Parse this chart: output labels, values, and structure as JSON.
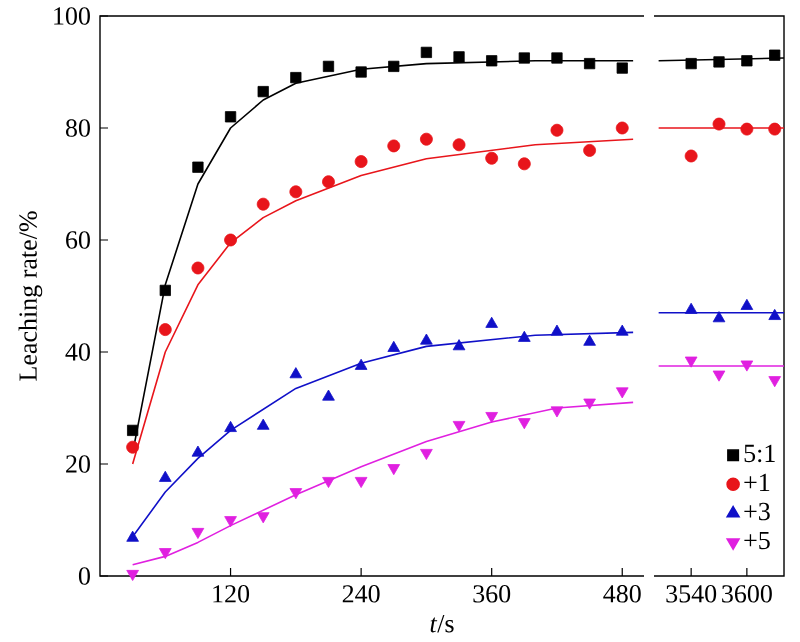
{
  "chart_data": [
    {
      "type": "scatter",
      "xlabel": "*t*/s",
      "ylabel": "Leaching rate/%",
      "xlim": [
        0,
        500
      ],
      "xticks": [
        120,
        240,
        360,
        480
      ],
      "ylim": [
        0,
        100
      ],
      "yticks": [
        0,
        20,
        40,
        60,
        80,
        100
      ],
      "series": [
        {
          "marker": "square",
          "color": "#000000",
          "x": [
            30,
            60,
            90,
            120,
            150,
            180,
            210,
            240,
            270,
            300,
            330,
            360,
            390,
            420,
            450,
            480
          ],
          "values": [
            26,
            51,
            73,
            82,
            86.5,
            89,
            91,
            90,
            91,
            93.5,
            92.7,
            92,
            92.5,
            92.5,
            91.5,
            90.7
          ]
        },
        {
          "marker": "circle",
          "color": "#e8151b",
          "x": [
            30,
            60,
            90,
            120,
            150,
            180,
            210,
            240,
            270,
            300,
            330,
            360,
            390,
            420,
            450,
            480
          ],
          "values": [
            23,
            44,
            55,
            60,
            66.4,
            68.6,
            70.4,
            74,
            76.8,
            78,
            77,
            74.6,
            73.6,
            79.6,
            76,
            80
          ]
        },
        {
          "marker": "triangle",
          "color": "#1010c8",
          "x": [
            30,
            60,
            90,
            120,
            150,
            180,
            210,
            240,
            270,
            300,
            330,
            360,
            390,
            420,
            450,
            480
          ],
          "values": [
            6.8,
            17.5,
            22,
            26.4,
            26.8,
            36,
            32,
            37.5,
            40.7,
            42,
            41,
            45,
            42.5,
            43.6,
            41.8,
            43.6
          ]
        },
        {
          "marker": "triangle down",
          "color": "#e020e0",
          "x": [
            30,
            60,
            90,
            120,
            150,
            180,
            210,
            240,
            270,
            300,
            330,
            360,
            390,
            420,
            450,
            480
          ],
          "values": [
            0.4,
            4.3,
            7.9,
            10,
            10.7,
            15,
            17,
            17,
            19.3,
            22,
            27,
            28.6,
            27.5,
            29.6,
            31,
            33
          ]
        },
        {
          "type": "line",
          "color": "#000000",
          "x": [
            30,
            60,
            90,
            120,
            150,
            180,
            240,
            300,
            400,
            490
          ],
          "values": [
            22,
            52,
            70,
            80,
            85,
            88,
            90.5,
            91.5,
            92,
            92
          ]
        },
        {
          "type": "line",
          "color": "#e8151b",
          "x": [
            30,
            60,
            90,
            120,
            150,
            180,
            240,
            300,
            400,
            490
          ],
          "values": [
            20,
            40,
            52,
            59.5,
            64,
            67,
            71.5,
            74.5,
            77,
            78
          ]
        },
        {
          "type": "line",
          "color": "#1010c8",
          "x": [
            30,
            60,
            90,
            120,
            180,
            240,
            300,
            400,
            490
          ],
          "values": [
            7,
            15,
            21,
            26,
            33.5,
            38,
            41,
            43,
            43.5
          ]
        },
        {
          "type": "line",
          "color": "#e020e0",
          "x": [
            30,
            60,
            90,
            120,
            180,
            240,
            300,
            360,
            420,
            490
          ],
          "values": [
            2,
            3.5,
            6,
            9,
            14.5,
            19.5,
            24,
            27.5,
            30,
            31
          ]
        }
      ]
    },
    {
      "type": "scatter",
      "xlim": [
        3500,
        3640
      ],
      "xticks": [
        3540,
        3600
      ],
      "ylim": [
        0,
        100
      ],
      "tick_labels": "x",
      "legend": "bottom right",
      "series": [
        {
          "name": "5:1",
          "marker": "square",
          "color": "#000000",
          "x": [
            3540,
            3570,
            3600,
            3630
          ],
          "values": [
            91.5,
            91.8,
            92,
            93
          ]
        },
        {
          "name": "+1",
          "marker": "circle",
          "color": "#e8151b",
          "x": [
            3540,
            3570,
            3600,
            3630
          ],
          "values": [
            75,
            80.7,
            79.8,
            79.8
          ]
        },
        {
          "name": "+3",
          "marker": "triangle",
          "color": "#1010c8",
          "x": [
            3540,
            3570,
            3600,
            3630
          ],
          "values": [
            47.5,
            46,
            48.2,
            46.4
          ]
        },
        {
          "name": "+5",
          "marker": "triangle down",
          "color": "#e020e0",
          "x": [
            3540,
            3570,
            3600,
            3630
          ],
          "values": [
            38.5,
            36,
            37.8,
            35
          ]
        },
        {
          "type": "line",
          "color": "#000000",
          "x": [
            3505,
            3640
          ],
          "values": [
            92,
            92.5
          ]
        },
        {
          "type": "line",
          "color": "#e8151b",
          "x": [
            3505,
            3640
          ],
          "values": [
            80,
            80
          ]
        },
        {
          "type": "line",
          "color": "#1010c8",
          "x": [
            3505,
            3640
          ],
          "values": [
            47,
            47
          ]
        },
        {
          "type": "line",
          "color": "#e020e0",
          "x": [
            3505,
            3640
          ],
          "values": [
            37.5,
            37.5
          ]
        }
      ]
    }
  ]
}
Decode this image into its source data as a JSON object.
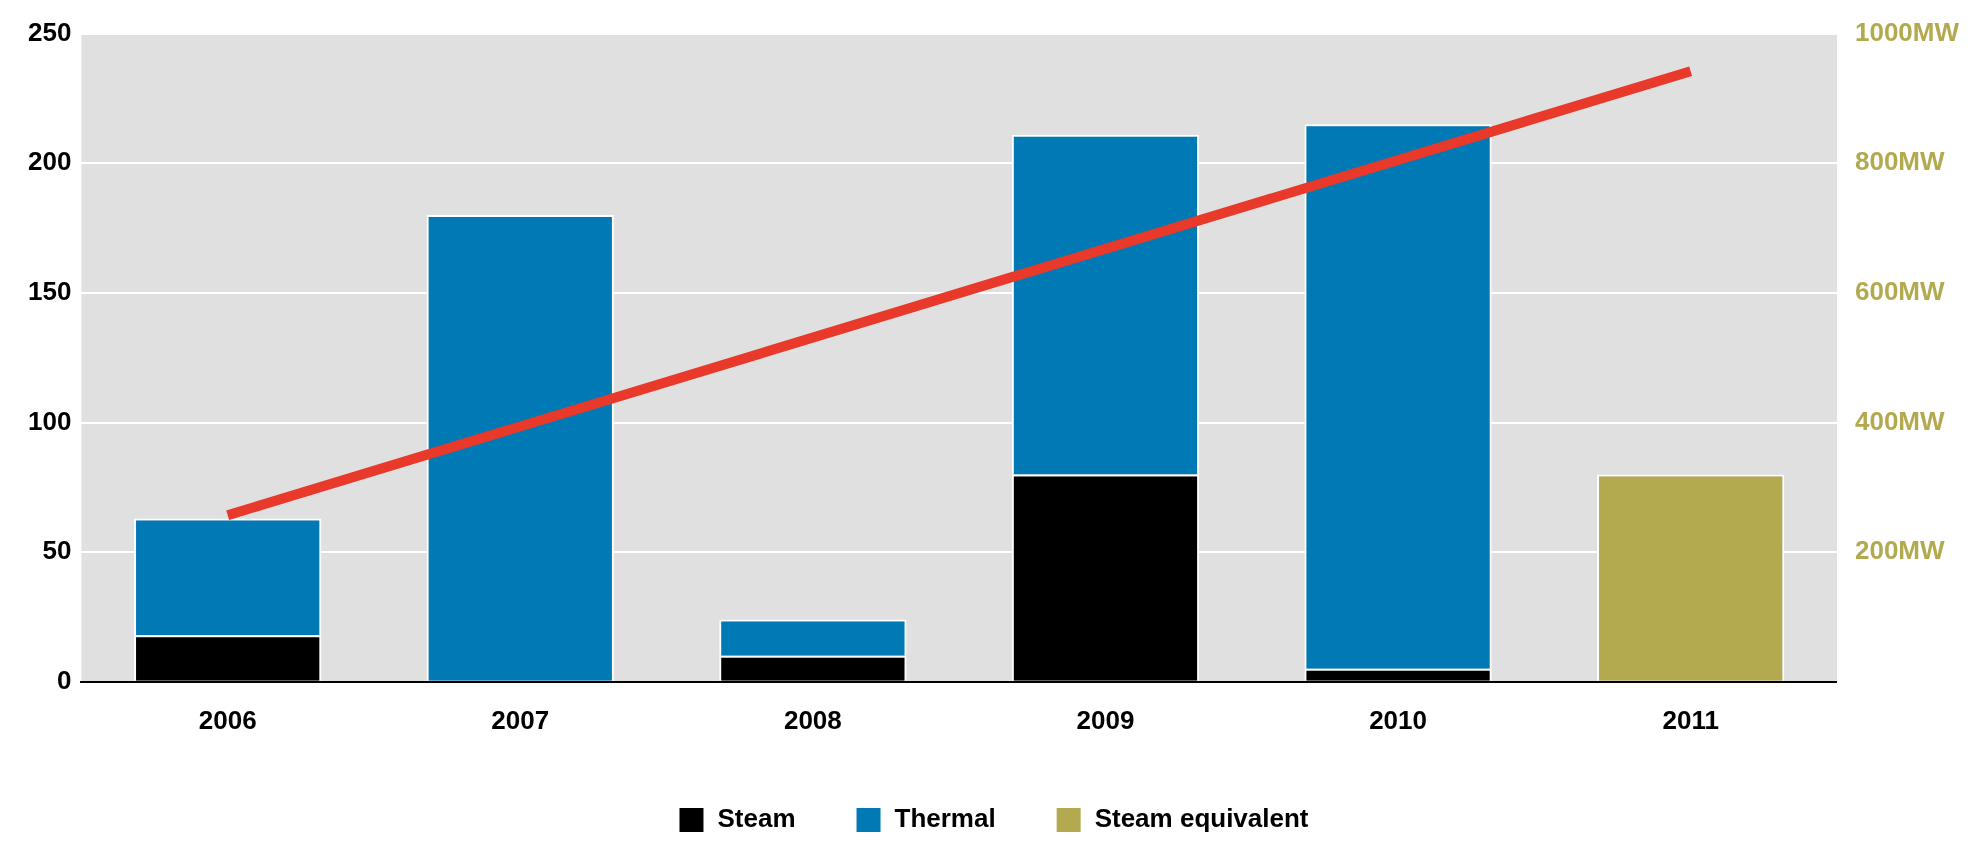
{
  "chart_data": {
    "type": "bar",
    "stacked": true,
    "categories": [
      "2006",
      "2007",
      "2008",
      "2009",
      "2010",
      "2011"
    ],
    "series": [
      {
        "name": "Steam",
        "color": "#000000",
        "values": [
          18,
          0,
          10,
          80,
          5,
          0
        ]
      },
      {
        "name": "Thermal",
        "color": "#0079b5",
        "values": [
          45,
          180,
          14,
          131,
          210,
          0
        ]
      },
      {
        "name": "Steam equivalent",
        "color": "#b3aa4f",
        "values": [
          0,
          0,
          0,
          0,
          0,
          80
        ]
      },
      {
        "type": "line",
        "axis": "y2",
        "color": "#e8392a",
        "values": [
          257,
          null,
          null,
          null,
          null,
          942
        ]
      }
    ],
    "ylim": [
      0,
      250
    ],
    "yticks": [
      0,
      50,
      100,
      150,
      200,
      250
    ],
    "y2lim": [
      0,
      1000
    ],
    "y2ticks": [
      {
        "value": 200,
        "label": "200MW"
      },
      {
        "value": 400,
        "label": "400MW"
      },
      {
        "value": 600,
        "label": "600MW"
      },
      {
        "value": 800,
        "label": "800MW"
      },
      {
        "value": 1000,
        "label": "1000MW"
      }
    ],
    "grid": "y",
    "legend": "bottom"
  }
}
******************************
- Your task
Output an exact copy of the material, with the pictures removed.

- Final result
Parse this chart: output labels, values, and structure as JSON.
{
  "chart_data": [
    {
      "type": "scatter",
      "xlabel": "*t*/s",
      "ylabel": "Leaching rate/%",
      "xlim": [
        0,
        500
      ],
      "xticks": [
        120,
        240,
        360,
        480
      ],
      "ylim": [
        0,
        100
      ],
      "yticks": [
        0,
        20,
        40,
        60,
        80,
        100
      ],
      "series": [
        {
          "marker": "square",
          "color": "#000000",
          "x": [
            30,
            60,
            90,
            120,
            150,
            180,
            210,
            240,
            270,
            300,
            330,
            360,
            390,
            420,
            450,
            480
          ],
          "values": [
            26,
            51,
            73,
            82,
            86.5,
            89,
            91,
            90,
            91,
            93.5,
            92.7,
            92,
            92.5,
            92.5,
            91.5,
            90.7
          ]
        },
        {
          "marker": "circle",
          "color": "#e8151b",
          "x": [
            30,
            60,
            90,
            120,
            150,
            180,
            210,
            240,
            270,
            300,
            330,
            360,
            390,
            420,
            450,
            480
          ],
          "values": [
            23,
            44,
            55,
            60,
            66.4,
            68.6,
            70.4,
            74,
            76.8,
            78,
            77,
            74.6,
            73.6,
            79.6,
            76,
            80
          ]
        },
        {
          "marker": "triangle",
          "color": "#1010c8",
          "x": [
            30,
            60,
            90,
            120,
            150,
            180,
            210,
            240,
            270,
            300,
            330,
            360,
            390,
            420,
            450,
            480
          ],
          "values": [
            6.8,
            17.5,
            22,
            26.4,
            26.8,
            36,
            32,
            37.5,
            40.7,
            42,
            41,
            45,
            42.5,
            43.6,
            41.8,
            43.6
          ]
        },
        {
          "marker": "triangle down",
          "color": "#e020e0",
          "x": [
            30,
            60,
            90,
            120,
            150,
            180,
            210,
            240,
            270,
            300,
            330,
            360,
            390,
            420,
            450,
            480
          ],
          "values": [
            0.4,
            4.3,
            7.9,
            10,
            10.7,
            15,
            17,
            17,
            19.3,
            22,
            27,
            28.6,
            27.5,
            29.6,
            31,
            33
          ]
        },
        {
          "type": "line",
          "color": "#000000",
          "x": [
            30,
            60,
            90,
            120,
            150,
            180,
            240,
            300,
            400,
            490
          ],
          "values": [
            22,
            52,
            70,
            80,
            85,
            88,
            90.5,
            91.5,
            92,
            92
          ]
        },
        {
          "type": "line",
          "color": "#e8151b",
          "x": [
            30,
            60,
            90,
            120,
            150,
            180,
            240,
            300,
            400,
            490
          ],
          "values": [
            20,
            40,
            52,
            59.5,
            64,
            67,
            71.5,
            74.5,
            77,
            78
          ]
        },
        {
          "type": "line",
          "color": "#1010c8",
          "x": [
            30,
            60,
            90,
            120,
            180,
            240,
            300,
            400,
            490
          ],
          "values": [
            7,
            15,
            21,
            26,
            33.5,
            38,
            41,
            43,
            43.5
          ]
        },
        {
          "type": "line",
          "color": "#e020e0",
          "x": [
            30,
            60,
            90,
            120,
            180,
            240,
            300,
            360,
            420,
            490
          ],
          "values": [
            2,
            3.5,
            6,
            9,
            14.5,
            19.5,
            24,
            27.5,
            30,
            31
          ]
        }
      ]
    },
    {
      "type": "scatter",
      "xlim": [
        3500,
        3640
      ],
      "xticks": [
        3540,
        3600
      ],
      "ylim": [
        0,
        100
      ],
      "tick_labels": "x",
      "legend": "bottom right",
      "series": [
        {
          "name": "5:1",
          "marker": "square",
          "color": "#000000",
          "x": [
            3540,
            3570,
            3600,
            3630
          ],
          "values": [
            91.5,
            91.8,
            92,
            93
          ]
        },
        {
          "name": "+1",
          "marker": "circle",
          "color": "#e8151b",
          "x": [
            3540,
            3570,
            3600,
            3630
          ],
          "values": [
            75,
            80.7,
            79.8,
            79.8
          ]
        },
        {
          "name": "+3",
          "marker": "triangle",
          "color": "#1010c8",
          "x": [
            3540,
            3570,
            3600,
            3630
          ],
          "values": [
            47.5,
            46,
            48.2,
            46.4
          ]
        },
        {
          "name": "+5",
          "marker": "triangle down",
          "color": "#e020e0",
          "x": [
            3540,
            3570,
            3600,
            3630
          ],
          "values": [
            38.5,
            36,
            37.8,
            35
          ]
        },
        {
          "type": "line",
          "color": "#000000",
          "x": [
            3505,
            3640
          ],
          "values": [
            92,
            92.5
          ]
        },
        {
          "type": "line",
          "color": "#e8151b",
          "x": [
            3505,
            3640
          ],
          "values": [
            80,
            80
          ]
        },
        {
          "type": "line",
          "color": "#1010c8",
          "x": [
            3505,
            3640
          ],
          "values": [
            47,
            47
          ]
        },
        {
          "type": "line",
          "color": "#e020e0",
          "x": [
            3505,
            3640
          ],
          "values": [
            37.5,
            37.5
          ]
        }
      ]
    }
  ]
}
Decode this image into its source data as a JSON object.
{
  "chart_data": {
    "type": "bar",
    "stacked": true,
    "categories": [
      "2006",
      "2007",
      "2008",
      "2009",
      "2010",
      "2011"
    ],
    "series": [
      {
        "name": "Steam",
        "color": "#000000",
        "values": [
          18,
          0,
          10,
          80,
          5,
          0
        ]
      },
      {
        "name": "Thermal",
        "color": "#0079b5",
        "values": [
          45,
          180,
          14,
          131,
          210,
          0
        ]
      },
      {
        "name": "Steam equivalent",
        "color": "#b3aa4f",
        "values": [
          0,
          0,
          0,
          0,
          0,
          80
        ]
      },
      {
        "type": "line",
        "axis": "y2",
        "color": "#e8392a",
        "values": [
          257,
          null,
          null,
          null,
          null,
          942
        ]
      }
    ],
    "ylim": [
      0,
      250
    ],
    "yticks": [
      0,
      50,
      100,
      150,
      200,
      250
    ],
    "y2lim": [
      0,
      1000
    ],
    "y2ticks": [
      {
        "value": 200,
        "label": "200MW"
      },
      {
        "value": 400,
        "label": "400MW"
      },
      {
        "value": 600,
        "label": "600MW"
      },
      {
        "value": 800,
        "label": "800MW"
      },
      {
        "value": 1000,
        "label": "1000MW"
      }
    ],
    "grid": "y",
    "legend": "bottom"
  }
}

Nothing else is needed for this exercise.